TASK INSTRUCTIONS. Without the pictures, return each record as it appears.

Collection entries:
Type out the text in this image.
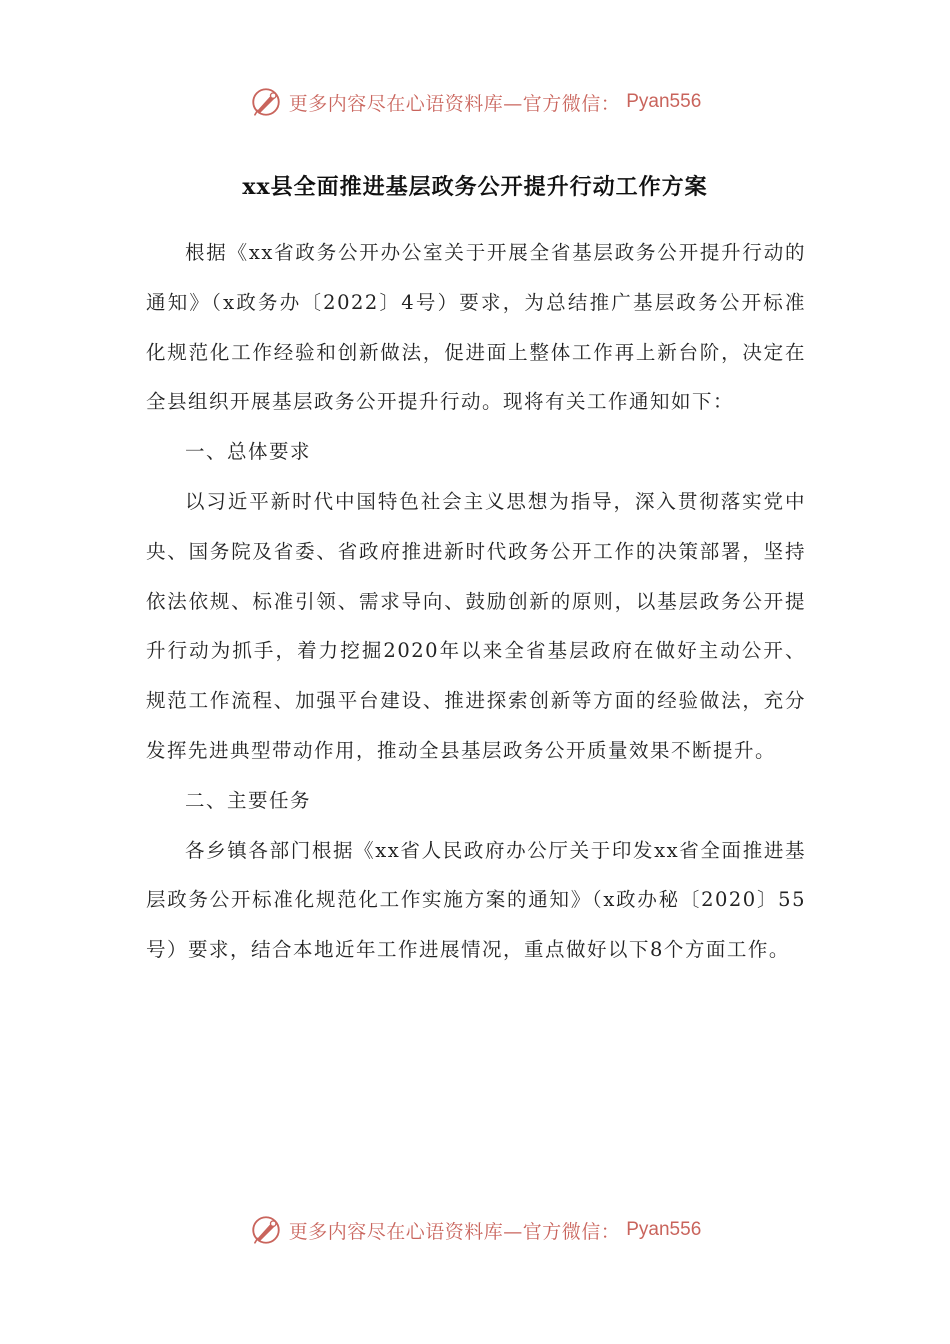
更多内容尽在心语资料库—官方微信： Pyan556
xx县全面推进基层政务公开提升行动工作方案

根据《xx省政务公开办公室关于开展全省基层政务公开提升行动的通知》（x政务办〔2022〕4号）要求，为总结推广基层政务公开标准化规范化工作经验和创新做法，促进面上整体工作再上新台阶，决定在全县组织开展基层政务公开提升行动。现将有关工作通知如下：

一、总体要求

以习近平新时代中国特色社会主义思想为指导，深入贯彻落实党中央、国务院及省委、省政府推进新时代政务公开工作的决策部署，坚持依法依规、标准引领、需求导向、鼓励创新的原则，以基层政务公开提升行动为抓手，着力挖掘2020年以来全省基层政府在做好主动公开、规范工作流程、加强平台建设、推进探索创新等方面的经验做法，充分发挥先进典型带动作用，推动全县基层政务公开质量效果不断提升。

二、主要任务

各乡镇各部门根据《xx省人民政府办公厅关于印发xx省全面推进基层政务公开标准化规范化工作实施方案的通知》（x政办秘〔2020〕55号）要求，结合本地近年工作进展情况，重点做好以下8个方面工作。

更多内容尽在心语资料库—官方微信： Pyan556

SOLUTION TO THE EXERCISE.
Type out the text in this image.
更多内容尽在心语资料库—官方微信： Pyan556
xx县全面推进基层政务公开提升行动工作方案

根据《xx省政务公开办公室关于开展全省基层政务公开提升行动的通知》（x政务办〔2022〕4号）要求，为总结推广基层政务公开标准化规范化工作经验和创新做法，促进面上整体工作再上新台阶，决定在全县组织开展基层政务公开提升行动。现将有关工作通知如下：

一、总体要求

以习近平新时代中国特色社会主义思想为指导，深入贯彻落实党中央、国务院及省委、省政府推进新时代政务公开工作的决策部署，坚持依法依规、标准引领、需求导向、鼓励创新的原则，以基层政务公开提升行动为抓手，着力挖掘2020年以来全省基层政府在做好主动公开、规范工作流程、加强平台建设、推进探索创新等方面的经验做法，充分发挥先进典型带动作用，推动全县基层政务公开质量效果不断提升。

二、主要任务

各乡镇各部门根据《xx省人民政府办公厅关于印发xx省全面推进基层政务公开标准化规范化工作实施方案的通知》（x政办秘〔2020〕55号）要求，结合本地近年工作进展情况，重点做好以下8个方面工作。

更多内容尽在心语资料库—官方微信： Pyan556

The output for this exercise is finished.